### [What the task asks]
Where a line contains the word "name", copy that line in full.

### [Extracted records]
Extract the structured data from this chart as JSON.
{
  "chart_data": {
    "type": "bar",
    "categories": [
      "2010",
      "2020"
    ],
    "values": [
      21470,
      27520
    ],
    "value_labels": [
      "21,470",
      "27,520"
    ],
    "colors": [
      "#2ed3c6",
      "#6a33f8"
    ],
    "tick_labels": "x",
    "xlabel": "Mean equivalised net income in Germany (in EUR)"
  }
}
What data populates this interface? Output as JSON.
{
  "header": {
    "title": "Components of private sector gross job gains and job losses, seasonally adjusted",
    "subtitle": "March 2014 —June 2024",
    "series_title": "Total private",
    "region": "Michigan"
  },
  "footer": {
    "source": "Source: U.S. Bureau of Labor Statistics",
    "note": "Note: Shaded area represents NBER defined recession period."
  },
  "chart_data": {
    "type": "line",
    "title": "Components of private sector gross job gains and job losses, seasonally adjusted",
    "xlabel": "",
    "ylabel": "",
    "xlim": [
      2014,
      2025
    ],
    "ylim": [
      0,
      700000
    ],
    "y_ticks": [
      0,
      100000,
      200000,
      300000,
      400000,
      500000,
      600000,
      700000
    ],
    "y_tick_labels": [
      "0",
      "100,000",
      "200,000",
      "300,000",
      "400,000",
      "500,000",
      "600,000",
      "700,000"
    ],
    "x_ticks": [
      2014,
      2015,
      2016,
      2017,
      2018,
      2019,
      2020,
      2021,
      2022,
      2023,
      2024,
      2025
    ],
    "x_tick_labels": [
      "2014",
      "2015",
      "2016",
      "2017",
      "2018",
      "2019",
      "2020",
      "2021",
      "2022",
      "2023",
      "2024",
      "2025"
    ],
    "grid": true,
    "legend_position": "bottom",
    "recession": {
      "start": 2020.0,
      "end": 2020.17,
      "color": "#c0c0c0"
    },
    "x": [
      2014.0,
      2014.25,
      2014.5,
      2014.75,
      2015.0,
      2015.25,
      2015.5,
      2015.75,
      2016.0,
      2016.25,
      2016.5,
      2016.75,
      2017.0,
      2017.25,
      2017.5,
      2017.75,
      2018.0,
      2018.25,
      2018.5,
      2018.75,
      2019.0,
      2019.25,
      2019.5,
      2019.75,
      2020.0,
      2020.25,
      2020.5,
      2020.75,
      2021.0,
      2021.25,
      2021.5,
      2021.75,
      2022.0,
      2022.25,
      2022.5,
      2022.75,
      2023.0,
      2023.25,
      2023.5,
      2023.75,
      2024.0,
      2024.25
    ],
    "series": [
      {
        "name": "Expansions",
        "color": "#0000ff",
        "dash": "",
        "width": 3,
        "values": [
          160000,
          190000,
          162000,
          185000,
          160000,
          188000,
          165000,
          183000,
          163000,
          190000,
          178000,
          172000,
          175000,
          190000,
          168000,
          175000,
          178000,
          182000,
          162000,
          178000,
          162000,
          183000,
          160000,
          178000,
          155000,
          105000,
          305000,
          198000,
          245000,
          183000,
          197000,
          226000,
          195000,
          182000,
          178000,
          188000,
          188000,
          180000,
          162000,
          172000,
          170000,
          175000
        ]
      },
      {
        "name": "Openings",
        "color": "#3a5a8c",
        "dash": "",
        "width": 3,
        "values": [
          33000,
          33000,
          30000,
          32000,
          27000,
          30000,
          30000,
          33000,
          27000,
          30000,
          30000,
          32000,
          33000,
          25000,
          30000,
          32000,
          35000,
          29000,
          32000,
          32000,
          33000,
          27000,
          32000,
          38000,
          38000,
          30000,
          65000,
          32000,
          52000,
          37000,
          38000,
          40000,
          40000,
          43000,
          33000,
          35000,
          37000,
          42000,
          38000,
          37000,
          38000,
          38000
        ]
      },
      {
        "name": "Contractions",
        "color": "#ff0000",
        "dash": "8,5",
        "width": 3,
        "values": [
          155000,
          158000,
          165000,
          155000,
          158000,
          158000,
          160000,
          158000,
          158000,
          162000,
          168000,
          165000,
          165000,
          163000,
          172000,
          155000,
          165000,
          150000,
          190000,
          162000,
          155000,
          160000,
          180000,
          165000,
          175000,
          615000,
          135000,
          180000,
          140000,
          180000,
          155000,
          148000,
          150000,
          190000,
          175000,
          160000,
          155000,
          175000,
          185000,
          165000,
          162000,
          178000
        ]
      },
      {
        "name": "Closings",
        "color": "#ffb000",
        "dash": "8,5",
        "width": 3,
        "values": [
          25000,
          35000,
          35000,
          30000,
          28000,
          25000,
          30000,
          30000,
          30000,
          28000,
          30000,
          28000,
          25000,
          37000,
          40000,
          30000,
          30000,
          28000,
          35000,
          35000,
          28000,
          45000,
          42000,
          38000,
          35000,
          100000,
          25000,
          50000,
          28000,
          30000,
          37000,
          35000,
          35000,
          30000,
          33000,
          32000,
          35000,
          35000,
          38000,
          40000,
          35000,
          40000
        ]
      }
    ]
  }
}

### [Exercise answer]
        "name": "Expansions",
        "name": "Openings",
        "name": "Contractions",
        "name": "Closings",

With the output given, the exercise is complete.